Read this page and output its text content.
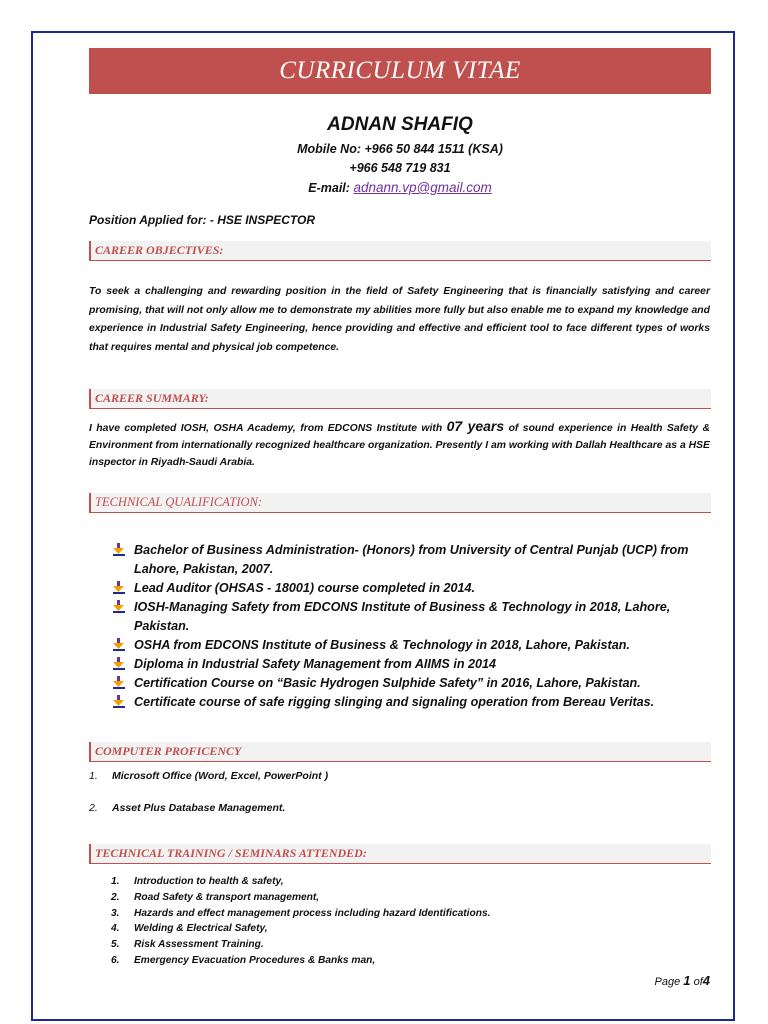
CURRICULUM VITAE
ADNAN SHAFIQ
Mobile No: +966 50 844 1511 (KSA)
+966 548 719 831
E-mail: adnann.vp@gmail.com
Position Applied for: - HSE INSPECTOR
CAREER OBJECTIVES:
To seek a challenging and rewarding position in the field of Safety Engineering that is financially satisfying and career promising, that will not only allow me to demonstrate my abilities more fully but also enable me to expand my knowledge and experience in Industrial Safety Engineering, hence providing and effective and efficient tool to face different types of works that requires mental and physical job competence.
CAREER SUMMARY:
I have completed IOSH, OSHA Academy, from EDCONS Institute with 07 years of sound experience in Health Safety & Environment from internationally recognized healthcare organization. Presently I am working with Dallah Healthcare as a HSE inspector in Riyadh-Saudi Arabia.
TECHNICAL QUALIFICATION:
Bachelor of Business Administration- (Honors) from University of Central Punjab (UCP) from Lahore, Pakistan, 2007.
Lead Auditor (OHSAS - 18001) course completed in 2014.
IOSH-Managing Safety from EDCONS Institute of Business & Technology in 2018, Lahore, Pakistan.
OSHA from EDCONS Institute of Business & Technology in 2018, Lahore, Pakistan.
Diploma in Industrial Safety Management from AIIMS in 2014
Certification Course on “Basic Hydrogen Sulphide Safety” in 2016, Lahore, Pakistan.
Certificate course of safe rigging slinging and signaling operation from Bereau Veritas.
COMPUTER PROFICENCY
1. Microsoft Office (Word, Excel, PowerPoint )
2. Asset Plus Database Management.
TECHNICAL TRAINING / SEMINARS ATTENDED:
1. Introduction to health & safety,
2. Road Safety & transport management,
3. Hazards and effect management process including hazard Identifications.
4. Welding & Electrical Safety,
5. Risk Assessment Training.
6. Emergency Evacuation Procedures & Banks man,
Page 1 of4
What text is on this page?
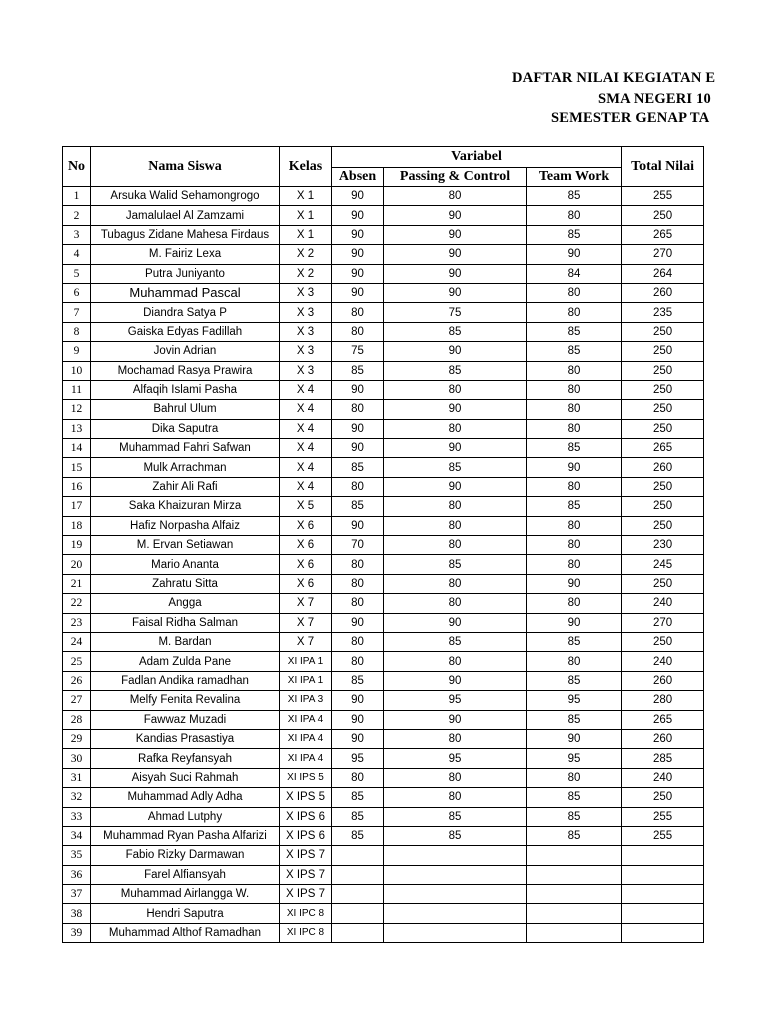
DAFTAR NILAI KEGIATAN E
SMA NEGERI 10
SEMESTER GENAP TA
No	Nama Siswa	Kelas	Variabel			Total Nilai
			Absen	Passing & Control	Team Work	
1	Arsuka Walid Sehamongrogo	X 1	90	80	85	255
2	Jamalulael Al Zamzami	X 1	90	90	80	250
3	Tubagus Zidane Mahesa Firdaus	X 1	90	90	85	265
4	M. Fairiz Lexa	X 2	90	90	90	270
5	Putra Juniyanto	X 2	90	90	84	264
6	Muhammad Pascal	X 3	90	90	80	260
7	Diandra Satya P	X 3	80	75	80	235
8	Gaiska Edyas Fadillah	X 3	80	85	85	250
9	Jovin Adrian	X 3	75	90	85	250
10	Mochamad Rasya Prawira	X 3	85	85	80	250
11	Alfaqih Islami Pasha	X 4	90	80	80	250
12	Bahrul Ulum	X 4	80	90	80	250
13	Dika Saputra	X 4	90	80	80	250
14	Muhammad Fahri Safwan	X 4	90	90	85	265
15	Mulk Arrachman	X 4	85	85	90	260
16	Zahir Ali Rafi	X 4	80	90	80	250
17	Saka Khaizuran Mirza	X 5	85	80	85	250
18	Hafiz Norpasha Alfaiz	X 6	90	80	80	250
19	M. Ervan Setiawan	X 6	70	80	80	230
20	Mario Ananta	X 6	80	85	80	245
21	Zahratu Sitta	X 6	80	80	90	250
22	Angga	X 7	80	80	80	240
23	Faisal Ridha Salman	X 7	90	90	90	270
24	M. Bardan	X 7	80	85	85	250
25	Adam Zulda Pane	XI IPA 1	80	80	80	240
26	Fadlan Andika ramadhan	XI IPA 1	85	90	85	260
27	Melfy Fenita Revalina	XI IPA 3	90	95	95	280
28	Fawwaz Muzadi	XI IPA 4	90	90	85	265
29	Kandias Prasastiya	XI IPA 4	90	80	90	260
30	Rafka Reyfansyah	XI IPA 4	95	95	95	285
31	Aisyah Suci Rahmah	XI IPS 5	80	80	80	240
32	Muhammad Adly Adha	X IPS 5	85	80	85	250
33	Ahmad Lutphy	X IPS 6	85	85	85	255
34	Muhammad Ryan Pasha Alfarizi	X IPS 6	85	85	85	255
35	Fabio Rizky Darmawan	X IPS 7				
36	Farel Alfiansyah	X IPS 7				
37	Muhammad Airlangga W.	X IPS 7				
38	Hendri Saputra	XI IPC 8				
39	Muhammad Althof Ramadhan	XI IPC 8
——————
Make an exact copy of all entries above, dropping the images.

Read this page and output its text content.
CURRICULUM VITAE
ADNAN SHAFIQ
Mobile No: +966 50 844 1511 (KSA)
+966 548 719 831
E-mail: adnann.vp@gmail.com
Position Applied for: - HSE INSPECTOR
CAREER OBJECTIVES:
To seek a challenging and rewarding position in the field of Safety Engineering that is financially satisfying and career promising, that will not only allow me to demonstrate my abilities more fully but also enable me to expand my knowledge and experience in Industrial Safety Engineering, hence providing and effective and efficient tool to face different types of works that requires mental and physical job competence.
CAREER SUMMARY:
I have completed IOSH, OSHA Academy, from EDCONS Institute with 07 years of sound experience in Health Safety & Environment from internationally recognized healthcare organization. Presently I am working with Dallah Healthcare as a HSE inspector in Riyadh-Saudi Arabia.
TECHNICAL QUALIFICATION:
Bachelor of Business Administration- (Honors) from University of Central Punjab (UCP) from Lahore, Pakistan, 2007.
Lead Auditor (OHSAS - 18001) course completed in 2014.
IOSH-Managing Safety from EDCONS Institute of Business & Technology in 2018, Lahore, Pakistan.
OSHA from EDCONS Institute of Business & Technology in 2018, Lahore, Pakistan.
Diploma in Industrial Safety Management from AIIMS in 2014
Certification Course on “Basic Hydrogen Sulphide Safety” in 2016, Lahore, Pakistan.
Certificate course of safe rigging slinging and signaling operation from Bereau Veritas.
COMPUTER PROFICENCY
1. Microsoft Office (Word, Excel, PowerPoint )
2. Asset Plus Database Management.
TECHNICAL TRAINING / SEMINARS ATTENDED:
1. Introduction to health & safety,
2. Road Safety & transport management,
3. Hazards and effect management process including hazard Identifications.
4. Welding & Electrical Safety,
5. Risk Assessment Training.
6. Emergency Evacuation Procedures & Banks man,
Page 1 of4
What text is on this page?
DAFTAR NILAI KEGIATAN E
SMA NEGERI 10
SEMESTER GENAP TA
No	Nama Siswa	Kelas	Variabel			Total Nilai
			Absen	Passing & Control	Team Work	
1	Arsuka Walid Sehamongrogo	X 1	90	80	85	255
2	Jamalulael Al Zamzami	X 1	90	90	80	250
3	Tubagus Zidane Mahesa Firdaus	X 1	90	90	85	265
4	M. Fairiz Lexa	X 2	90	90	90	270
5	Putra Juniyanto	X 2	90	90	84	264
6	Muhammad Pascal	X 3	90	90	80	260
7	Diandra Satya P	X 3	80	75	80	235
8	Gaiska Edyas Fadillah	X 3	80	85	85	250
9	Jovin Adrian	X 3	75	90	85	250
10	Mochamad Rasya Prawira	X 3	85	85	80	250
11	Alfaqih Islami Pasha	X 4	90	80	80	250
12	Bahrul Ulum	X 4	80	90	80	250
13	Dika Saputra	X 4	90	80	80	250
14	Muhammad Fahri Safwan	X 4	90	90	85	265
15	Mulk Arrachman	X 4	85	85	90	260
16	Zahir Ali Rafi	X 4	80	90	80	250
17	Saka Khaizuran Mirza	X 5	85	80	85	250
18	Hafiz Norpasha Alfaiz	X 6	90	80	80	250
19	M. Ervan Setiawan	X 6	70	80	80	230
20	Mario Ananta	X 6	80	85	80	245
21	Zahratu Sitta	X 6	80	80	90	250
22	Angga	X 7	80	80	80	240
23	Faisal Ridha Salman	X 7	90	90	90	270
24	M. Bardan	X 7	80	85	85	250
25	Adam Zulda Pane	XI IPA 1	80	80	80	240
26	Fadlan Andika ramadhan	XI IPA 1	85	90	85	260
27	Melfy Fenita Revalina	XI IPA 3	90	95	95	280
28	Fawwaz Muzadi	XI IPA 4	90	90	85	265
29	Kandias Prasastiya	XI IPA 4	90	80	90	260
30	Rafka Reyfansyah	XI IPA 4	95	95	95	285
31	Aisyah Suci Rahmah	XI IPS 5	80	80	80	240
32	Muhammad Adly Adha	X IPS 5	85	80	85	250
33	Ahmad Lutphy	X IPS 6	85	85	85	255
34	Muhammad Ryan Pasha Alfarizi	X IPS 6	85	85	85	255
35	Fabio Rizky Darmawan	X IPS 7				
36	Farel Alfiansyah	X IPS 7				
37	Muhammad Airlangga W.	X IPS 7				
38	Hendri Saputra	XI IPC 8				
39	Muhammad Althof Ramadhan	XI IPC 8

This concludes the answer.